══ AVAILABLE DATA ══

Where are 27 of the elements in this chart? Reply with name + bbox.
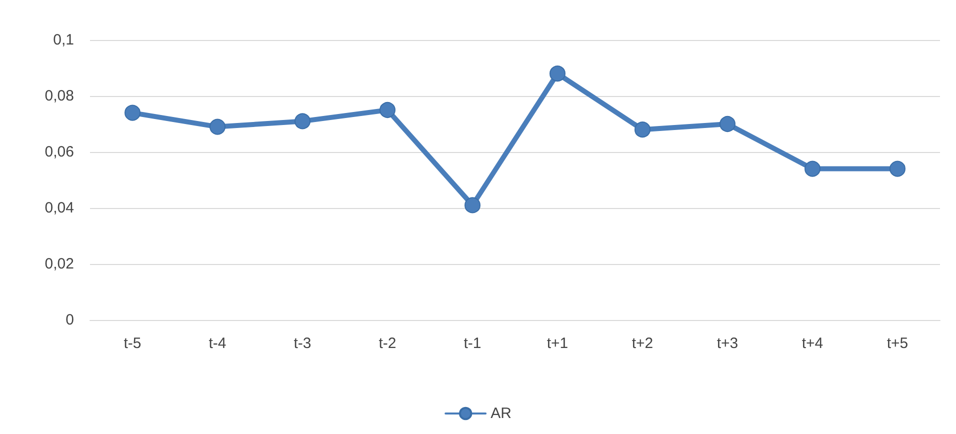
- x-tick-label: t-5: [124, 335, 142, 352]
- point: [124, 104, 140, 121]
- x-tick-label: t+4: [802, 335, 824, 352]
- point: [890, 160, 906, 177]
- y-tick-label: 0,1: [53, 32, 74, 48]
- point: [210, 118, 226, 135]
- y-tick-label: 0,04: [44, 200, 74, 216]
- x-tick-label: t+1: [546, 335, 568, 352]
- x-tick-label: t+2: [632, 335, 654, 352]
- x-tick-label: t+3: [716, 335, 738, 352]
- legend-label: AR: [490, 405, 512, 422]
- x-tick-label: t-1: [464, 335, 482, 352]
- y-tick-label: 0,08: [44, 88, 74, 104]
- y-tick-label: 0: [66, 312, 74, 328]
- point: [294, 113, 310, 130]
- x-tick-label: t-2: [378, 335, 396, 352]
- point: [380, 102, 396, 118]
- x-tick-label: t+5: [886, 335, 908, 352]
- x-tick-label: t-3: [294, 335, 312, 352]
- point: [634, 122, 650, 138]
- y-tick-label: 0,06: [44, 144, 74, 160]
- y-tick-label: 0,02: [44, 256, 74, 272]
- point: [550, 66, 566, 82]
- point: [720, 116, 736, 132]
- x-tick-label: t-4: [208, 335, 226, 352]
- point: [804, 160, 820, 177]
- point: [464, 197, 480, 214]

═══

(TASK DETAILS) Write out every line of the rows above as a numbered list, skipping blank lines and leaving the pictures out.

(SOLUTION TO THIS PROBLEM)
1. Where are 27 of the elements in this chart? Reply with name + bbox.
2. - x-tick-label: t-5: [124, 335, 142, 352]
3. - point: [124, 104, 140, 121]
4. - x-tick-label: t+4: [802, 335, 824, 352]
5. - point: [890, 160, 906, 177]
6. - y-tick-label: 0,1: [53, 32, 74, 48]
7. - point: [210, 118, 226, 135]
8. - y-tick-label: 0,04: [44, 200, 74, 216]
9. - x-tick-label: t+1: [546, 335, 568, 352]
10. - x-tick-label: t+2: [632, 335, 654, 352]
11. - x-tick-label: t+3: [716, 335, 738, 352]
12. - legend-label: AR: [490, 405, 512, 422]
13. - x-tick-label: t-1: [464, 335, 482, 352]
14. - y-tick-label: 0,08: [44, 88, 74, 104]
15. - y-tick-label: 0: [66, 312, 74, 328]
16. - point: [294, 113, 310, 130]
17. - x-tick-label: t-2: [378, 335, 396, 352]
18. - point: [380, 102, 396, 118]
19. - x-tick-label: t+5: [886, 335, 908, 352]
20. - x-tick-label: t-3: [294, 335, 312, 352]
21. - point: [634, 122, 650, 138]
22. - y-tick-label: 0,06: [44, 144, 74, 160]
23. - y-tick-label: 0,02: [44, 256, 74, 272]
24. - point: [550, 66, 566, 82]
25. - point: [720, 116, 736, 132]
26. - x-tick-label: t-4: [208, 335, 226, 352]
27. - point: [804, 160, 820, 177]
28. - point: [464, 197, 480, 214]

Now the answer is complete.